The records below must be retyped exactly.

-*-

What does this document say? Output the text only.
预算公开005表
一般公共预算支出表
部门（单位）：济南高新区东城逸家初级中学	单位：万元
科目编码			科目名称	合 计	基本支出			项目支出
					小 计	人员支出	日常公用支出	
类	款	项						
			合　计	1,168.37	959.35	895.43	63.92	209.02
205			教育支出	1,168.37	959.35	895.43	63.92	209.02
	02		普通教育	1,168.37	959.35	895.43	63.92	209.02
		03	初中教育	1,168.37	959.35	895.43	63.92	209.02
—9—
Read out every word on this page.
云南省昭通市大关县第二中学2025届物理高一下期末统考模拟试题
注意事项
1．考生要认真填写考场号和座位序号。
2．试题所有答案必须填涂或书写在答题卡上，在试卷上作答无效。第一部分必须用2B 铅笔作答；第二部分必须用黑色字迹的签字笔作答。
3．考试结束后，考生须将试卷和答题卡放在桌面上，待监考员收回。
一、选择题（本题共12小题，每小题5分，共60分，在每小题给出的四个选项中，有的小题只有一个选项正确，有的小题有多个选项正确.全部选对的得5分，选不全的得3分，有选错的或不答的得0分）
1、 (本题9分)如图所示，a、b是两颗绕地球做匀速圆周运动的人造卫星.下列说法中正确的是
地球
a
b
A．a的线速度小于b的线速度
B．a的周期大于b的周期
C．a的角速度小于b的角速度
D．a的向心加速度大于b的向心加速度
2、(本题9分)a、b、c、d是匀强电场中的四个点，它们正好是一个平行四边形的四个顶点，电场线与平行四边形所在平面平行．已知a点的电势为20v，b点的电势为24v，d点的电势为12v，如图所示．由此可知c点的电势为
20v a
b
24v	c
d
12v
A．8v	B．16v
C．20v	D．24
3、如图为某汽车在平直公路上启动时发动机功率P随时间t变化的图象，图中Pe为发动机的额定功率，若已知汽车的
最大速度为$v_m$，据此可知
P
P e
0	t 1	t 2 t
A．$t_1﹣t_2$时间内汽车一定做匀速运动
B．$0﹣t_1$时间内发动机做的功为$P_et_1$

-*-

Task solution ::
What does this document say? Output the text only.
预算公开005表
一般公共预算支出表
部门（单位）：济南高新区东城逸家初级中学	单位：万元
科目编码			科目名称	合 计	基本支出			项目支出
					小 计	人员支出	日常公用支出	
类	款	项						
			合　计	1,168.37	959.35	895.43	63.92	209.02
205			教育支出	1,168.37	959.35	895.43	63.92	209.02
	02		普通教育	1,168.37	959.35	895.43	63.92	209.02
		03	初中教育	1,168.37	959.35	895.43	63.92	209.02
—9—
Read out every word on this page.
云南省昭通市大关县第二中学2025届物理高一下期末统考模拟试题
注意事项
1．考生要认真填写考场号和座位序号。
2．试题所有答案必须填涂或书写在答题卡上，在试卷上作答无效。第一部分必须用2B 铅笔作答；第二部分必须用黑色字迹的签字笔作答。
3．考试结束后，考生须将试卷和答题卡放在桌面上，待监考员收回。
一、选择题（本题共12小题，每小题5分，共60分，在每小题给出的四个选项中，有的小题只有一个选项正确，有的小题有多个选项正确.全部选对的得5分，选不全的得3分，有选错的或不答的得0分）
1、 (本题9分)如图所示，a、b是两颗绕地球做匀速圆周运动的人造卫星.下列说法中正确的是
地球
a
b
A．a的线速度小于b的线速度
B．a的周期大于b的周期
C．a的角速度小于b的角速度
D．a的向心加速度大于b的向心加速度
2、(本题9分)a、b、c、d是匀强电场中的四个点，它们正好是一个平行四边形的四个顶点，电场线与平行四边形所在平面平行．已知a点的电势为20v，b点的电势为24v，d点的电势为12v，如图所示．由此可知c点的电势为
20v a
b
24v	c
d
12v
A．8v	B．16v
C．20v	D．24
3、如图为某汽车在平直公路上启动时发动机功率P随时间t变化的图象，图中Pe为发动机的额定功率，若已知汽车的
最大速度为$v_m$，据此可知
P
P e
0	t 1	t 2 t
A．$t_1﹣t_2$时间内汽车一定做匀速运动
B．$0﹣t_1$时间内发动机做的功为$P_et_1$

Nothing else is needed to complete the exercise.